The Dawn of Autonomous ML: How Andrej Karpathy's 'Autoresearch' Agent Ran 700 Experiments While He Slept
The Dawn of Autonomous ML: How Andrej Karpathy's 'Autoresearch' Agent Ran 700 Experiments While He Slept
Andrej Karpathy's open-source 'autoresearch' framework is transforming Small Language Model (SLM) optimization by handing the execution loop to AI agents. By autonomously running hundreds of experiments overnight, the system discovers compounding code improvements that even top human experts miss.
March 2026 marked a quiet but profound shift in how machine learning research is conducted. Andrej Karpathy, one of the field's most respected researchers, released a minimalist open-source framework called autoresearch. The premise is deceptively simple: hand the repetitive loop of hypothesis, execution, and evaluation over to an autonomous AI agent, and let it run overnight.
The results, however, are anything but simple. In a span of two days, Karpathy's agent ran approximately 700 autonomous experiments on his already well-optimized nanochat codebase, discovering 20 genuine improvements that human intuition had missed.
The Mechanics of Autonomous Iteration
The traditional machine learning workflow is heavily bottlenecked by human execution. A researcher forms a hypothesis, tweaks the code, kicks off a training run, waits for the GPU to finish, checks the results, and decides what to do next. Autoresearch automates this entire cycle.
◇ ◇ ◇ ◇ ◇
**Tasks to carry out:**
a - Copy the autoresearch article word for word, everything from "March 2026 marked" down to "intuition had missed.".
b - Answer these questions using the autoresearch article.
(i) In what month and year did Karpathy release autoresearch?
(ii) About how many experiments did the agent run over two days?
(iii) In the traditional workflow, what does the researcher wait for after starting a training run?
c - Extend the article on Karpathy's autoresearch agent, starting right after its final sentence.
◇ ◇ ◇ ◇ ◇
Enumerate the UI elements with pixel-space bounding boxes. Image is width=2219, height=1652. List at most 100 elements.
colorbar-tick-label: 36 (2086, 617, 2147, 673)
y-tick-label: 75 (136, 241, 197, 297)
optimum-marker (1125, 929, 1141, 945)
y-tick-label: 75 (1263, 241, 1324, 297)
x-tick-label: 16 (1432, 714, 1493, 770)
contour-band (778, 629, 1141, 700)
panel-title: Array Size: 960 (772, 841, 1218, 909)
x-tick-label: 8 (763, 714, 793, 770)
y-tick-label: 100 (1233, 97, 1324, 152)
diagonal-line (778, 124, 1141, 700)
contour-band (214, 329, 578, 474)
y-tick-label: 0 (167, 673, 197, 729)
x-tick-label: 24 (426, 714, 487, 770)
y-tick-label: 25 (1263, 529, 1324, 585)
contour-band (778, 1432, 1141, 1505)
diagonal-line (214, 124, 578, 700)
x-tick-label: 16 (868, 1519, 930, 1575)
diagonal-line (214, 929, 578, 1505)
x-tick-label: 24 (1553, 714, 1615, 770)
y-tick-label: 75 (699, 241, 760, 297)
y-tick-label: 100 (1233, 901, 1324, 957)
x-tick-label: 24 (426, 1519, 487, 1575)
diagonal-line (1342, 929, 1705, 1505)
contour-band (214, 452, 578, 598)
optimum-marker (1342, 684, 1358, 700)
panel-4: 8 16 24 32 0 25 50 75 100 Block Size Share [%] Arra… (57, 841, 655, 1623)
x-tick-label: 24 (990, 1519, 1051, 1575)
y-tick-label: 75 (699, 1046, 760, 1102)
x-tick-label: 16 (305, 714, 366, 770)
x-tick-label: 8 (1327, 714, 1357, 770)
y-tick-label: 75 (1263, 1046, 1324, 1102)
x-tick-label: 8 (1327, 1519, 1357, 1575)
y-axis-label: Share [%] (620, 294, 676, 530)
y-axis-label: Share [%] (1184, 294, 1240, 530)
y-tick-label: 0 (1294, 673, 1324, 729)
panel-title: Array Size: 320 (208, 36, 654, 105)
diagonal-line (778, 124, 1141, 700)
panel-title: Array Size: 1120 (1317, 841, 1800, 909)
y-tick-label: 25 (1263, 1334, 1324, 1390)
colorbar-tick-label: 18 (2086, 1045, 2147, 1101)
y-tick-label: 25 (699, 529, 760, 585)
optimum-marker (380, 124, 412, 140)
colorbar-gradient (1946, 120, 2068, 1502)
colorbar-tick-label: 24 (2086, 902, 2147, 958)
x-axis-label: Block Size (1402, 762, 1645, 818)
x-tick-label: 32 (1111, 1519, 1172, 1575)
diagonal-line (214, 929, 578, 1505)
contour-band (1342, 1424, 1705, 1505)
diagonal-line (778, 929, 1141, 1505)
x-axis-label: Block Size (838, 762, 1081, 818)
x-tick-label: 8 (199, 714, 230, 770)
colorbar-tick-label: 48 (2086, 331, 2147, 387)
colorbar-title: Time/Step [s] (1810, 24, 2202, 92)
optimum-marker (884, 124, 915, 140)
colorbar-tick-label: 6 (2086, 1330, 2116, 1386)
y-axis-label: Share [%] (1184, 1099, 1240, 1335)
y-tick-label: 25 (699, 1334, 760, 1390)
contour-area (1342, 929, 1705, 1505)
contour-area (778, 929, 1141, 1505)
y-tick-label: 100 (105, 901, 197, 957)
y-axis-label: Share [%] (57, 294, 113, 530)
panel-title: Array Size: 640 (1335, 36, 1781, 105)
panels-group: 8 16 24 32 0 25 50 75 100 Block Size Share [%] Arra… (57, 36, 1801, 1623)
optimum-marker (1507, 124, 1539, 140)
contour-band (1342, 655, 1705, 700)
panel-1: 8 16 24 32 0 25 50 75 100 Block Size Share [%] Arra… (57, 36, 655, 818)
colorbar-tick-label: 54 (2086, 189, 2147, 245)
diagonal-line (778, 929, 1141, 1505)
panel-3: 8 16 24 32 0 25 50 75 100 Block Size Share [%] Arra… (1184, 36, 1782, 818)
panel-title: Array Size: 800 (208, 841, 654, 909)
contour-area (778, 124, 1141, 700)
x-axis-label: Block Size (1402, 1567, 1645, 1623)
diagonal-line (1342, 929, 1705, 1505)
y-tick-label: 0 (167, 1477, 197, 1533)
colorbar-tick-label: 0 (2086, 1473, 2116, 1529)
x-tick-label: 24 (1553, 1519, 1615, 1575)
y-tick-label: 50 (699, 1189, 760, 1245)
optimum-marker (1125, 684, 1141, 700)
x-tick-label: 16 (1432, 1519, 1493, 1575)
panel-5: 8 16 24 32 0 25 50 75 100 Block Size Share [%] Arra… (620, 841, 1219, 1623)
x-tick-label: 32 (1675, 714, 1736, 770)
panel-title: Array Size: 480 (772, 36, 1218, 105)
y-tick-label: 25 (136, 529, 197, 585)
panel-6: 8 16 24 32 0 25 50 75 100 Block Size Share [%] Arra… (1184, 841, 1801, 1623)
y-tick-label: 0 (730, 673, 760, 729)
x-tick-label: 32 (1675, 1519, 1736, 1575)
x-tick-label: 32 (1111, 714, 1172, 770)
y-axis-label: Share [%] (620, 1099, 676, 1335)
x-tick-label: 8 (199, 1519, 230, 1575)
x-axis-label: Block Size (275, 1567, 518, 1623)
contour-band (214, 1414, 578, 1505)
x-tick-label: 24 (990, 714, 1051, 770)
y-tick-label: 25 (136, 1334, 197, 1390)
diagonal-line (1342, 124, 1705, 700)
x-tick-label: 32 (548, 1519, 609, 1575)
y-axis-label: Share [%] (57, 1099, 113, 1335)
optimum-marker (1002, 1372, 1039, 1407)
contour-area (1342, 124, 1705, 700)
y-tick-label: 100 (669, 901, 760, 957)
◇ ◇ ◇ ◇ ◇
**Results for the exercise:**
a -
March 2026 marked a quiet but profound shift in how machine learning research is conducted. Andrej Karpathy, one of the field's most respected researchers, released a minimalist open-source framework called autoresearch. The premise is deceptively simple: hand the repetitive loop of hypothesis, execution, and evaluation over to an autonomous AI agent, and let it run overnight.
The results, however, are anything but simple. In a span of two days, Karpathy's agent ran approximately 700 autonomous experiments on his already well-optimized nanochat codebase, discovering 20 genuine improvements that human intuition had missed.

b -
(i) March 2026
(ii) Approximately 700
(iii) The GPU to finish

c -
Karpathy's implementation enforces strict boundaries to keep the agent focused and productive:
- The Immutable Sandbox: Data preparation (
prepare.py) and evaluation protocols are locked down. The agent is only permitted to modify a single mutable file (train.py), which contains the model architecture, optimizer, and training loop. - The Five-Minute Constraint: Every experiment operates under a hard five-minute training window. This ensures rapid iteration—roughly 12 experiments per hour on a single GPU—while maintaining comparable baselines.
- The Binary Objective: The agent evaluates success based on a single scalar metric: validation bits per byte (
val_bpb). If the metric improves, the change is committed via Git. If it degrades, the change is reverted.
By removing the human from the micro-decisions, autoresearch allows an LLM agent to grind through the grueling mechanical work of hyperparameter tuning and architectural tweaking while the researcher sleeps.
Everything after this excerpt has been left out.